| Required work |
Return, word for word, every line that follows.

| Record extracts |

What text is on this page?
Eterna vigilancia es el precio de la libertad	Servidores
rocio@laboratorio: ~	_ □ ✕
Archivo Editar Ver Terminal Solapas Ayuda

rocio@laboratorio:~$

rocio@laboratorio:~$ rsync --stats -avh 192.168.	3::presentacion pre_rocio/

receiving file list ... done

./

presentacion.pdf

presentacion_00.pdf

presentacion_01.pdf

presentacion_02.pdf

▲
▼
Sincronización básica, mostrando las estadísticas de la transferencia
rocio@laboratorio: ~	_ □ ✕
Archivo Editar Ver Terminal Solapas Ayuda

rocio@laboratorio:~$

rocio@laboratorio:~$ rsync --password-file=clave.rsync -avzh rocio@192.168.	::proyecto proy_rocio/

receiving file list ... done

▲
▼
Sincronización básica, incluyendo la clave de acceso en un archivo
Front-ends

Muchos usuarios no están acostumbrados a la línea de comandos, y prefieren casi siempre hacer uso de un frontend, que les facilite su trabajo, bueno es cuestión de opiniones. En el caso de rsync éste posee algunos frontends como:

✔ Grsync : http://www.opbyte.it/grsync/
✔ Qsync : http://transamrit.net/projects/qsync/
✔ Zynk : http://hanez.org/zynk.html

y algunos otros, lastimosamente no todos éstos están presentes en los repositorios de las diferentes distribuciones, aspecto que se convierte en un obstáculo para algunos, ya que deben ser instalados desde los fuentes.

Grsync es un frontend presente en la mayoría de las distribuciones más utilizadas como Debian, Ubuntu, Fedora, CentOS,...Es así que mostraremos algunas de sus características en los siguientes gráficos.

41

| Answer to the exercise |
What text is on this page?
Eterna vigilancia es el precio de la libertad	Servidores
rocio@laboratorio: ~	_ □ ✕
Archivo Editar Ver Terminal Solapas Ayuda

rocio@laboratorio:~$

rocio@laboratorio:~$ rsync --stats -avh 192.168.	3::presentacion pre_rocio/

receiving file list ... done

./

presentacion.pdf

presentacion_00.pdf

presentacion_01.pdf

presentacion_02.pdf

▲
▼
Sincronización básica, mostrando las estadísticas de la transferencia
rocio@laboratorio: ~	_ □ ✕
Archivo Editar Ver Terminal Solapas Ayuda

rocio@laboratorio:~$

rocio@laboratorio:~$ rsync --password-file=clave.rsync -avzh rocio@192.168.	::proyecto proy_rocio/

receiving file list ... done

▲
▼
Sincronización básica, incluyendo la clave de acceso en un archivo
Front-ends

Muchos usuarios no están acostumbrados a la línea de comandos, y prefieren casi siempre hacer uso de un frontend, que les facilite su trabajo, bueno es cuestión de opiniones. En el caso de rsync éste posee algunos frontends como:

✔ Grsync : http://www.opbyte.it/grsync/
✔ Qsync : http://transamrit.net/projects/qsync/
✔ Zynk : http://hanez.org/zynk.html

y algunos otros, lastimosamente no todos éstos están presentes en los repositorios de las diferentes distribuciones, aspecto que se convierte en un obstáculo para algunos, ya que deben ser instalados desde los fuentes.

Grsync es un frontend presente en la mayoría de las distribuciones más utilizadas como Debian, Ubuntu, Fedora, CentOS,...Es así que mostraremos algunas de sus características en los siguientes gráficos.

41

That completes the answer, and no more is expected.